• **Records provided**
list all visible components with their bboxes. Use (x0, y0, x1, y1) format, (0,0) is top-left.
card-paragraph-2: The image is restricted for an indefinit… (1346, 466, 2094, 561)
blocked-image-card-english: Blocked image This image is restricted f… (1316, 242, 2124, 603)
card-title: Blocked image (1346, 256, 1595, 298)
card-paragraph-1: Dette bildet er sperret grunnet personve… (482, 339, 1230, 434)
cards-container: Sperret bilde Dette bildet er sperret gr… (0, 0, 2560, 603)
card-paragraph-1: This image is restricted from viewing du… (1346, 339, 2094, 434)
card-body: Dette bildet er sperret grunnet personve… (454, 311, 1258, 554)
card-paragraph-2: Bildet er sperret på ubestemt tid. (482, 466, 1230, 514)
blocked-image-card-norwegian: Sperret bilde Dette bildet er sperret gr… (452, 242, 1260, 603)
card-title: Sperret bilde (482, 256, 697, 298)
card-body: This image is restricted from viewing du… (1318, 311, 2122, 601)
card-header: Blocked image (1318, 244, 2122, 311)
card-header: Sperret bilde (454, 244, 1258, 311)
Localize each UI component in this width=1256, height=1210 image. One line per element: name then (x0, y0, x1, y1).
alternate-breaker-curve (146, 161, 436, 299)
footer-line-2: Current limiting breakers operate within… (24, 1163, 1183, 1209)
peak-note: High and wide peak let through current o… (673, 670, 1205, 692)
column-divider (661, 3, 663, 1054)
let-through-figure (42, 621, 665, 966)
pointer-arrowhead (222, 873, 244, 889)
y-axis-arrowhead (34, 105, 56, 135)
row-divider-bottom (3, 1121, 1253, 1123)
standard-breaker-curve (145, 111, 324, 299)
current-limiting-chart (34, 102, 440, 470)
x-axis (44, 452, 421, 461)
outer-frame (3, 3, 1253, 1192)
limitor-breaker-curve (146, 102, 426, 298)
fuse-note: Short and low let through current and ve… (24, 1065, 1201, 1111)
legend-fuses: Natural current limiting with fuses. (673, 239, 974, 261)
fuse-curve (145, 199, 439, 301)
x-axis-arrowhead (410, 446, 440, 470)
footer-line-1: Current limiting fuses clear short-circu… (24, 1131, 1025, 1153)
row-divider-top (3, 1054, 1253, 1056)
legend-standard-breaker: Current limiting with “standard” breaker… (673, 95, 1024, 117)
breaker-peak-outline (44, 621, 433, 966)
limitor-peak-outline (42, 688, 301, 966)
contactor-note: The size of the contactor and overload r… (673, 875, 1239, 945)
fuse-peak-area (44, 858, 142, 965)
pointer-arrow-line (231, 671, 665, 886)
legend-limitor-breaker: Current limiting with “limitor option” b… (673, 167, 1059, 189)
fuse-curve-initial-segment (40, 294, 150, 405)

• **Set exercise**
Repeat the items from the start through the line with "card-body: Dette bildet", swapping "bboxes" for "bounding boxes" and changing nothing else.

• **Result**
list all visible components with their bounding boxes. Use (x0, y0, x1, y1) format, (0,0) is top-left.
card-paragraph-2: The image is restricted for an indefinit… (1346, 466, 2094, 561)
blocked-image-card-english: Blocked image This image is restricted f… (1316, 242, 2124, 603)
card-title: Blocked image (1346, 256, 1595, 298)
card-paragraph-1: Dette bildet er sperret grunnet personve… (482, 339, 1230, 434)
cards-container: Sperret bilde Dette bildet er sperret gr… (0, 0, 2560, 603)
card-paragraph-1: This image is restricted from viewing du… (1346, 339, 2094, 434)
card-body: Dette bildet er sperret grunnet personve… (454, 311, 1258, 554)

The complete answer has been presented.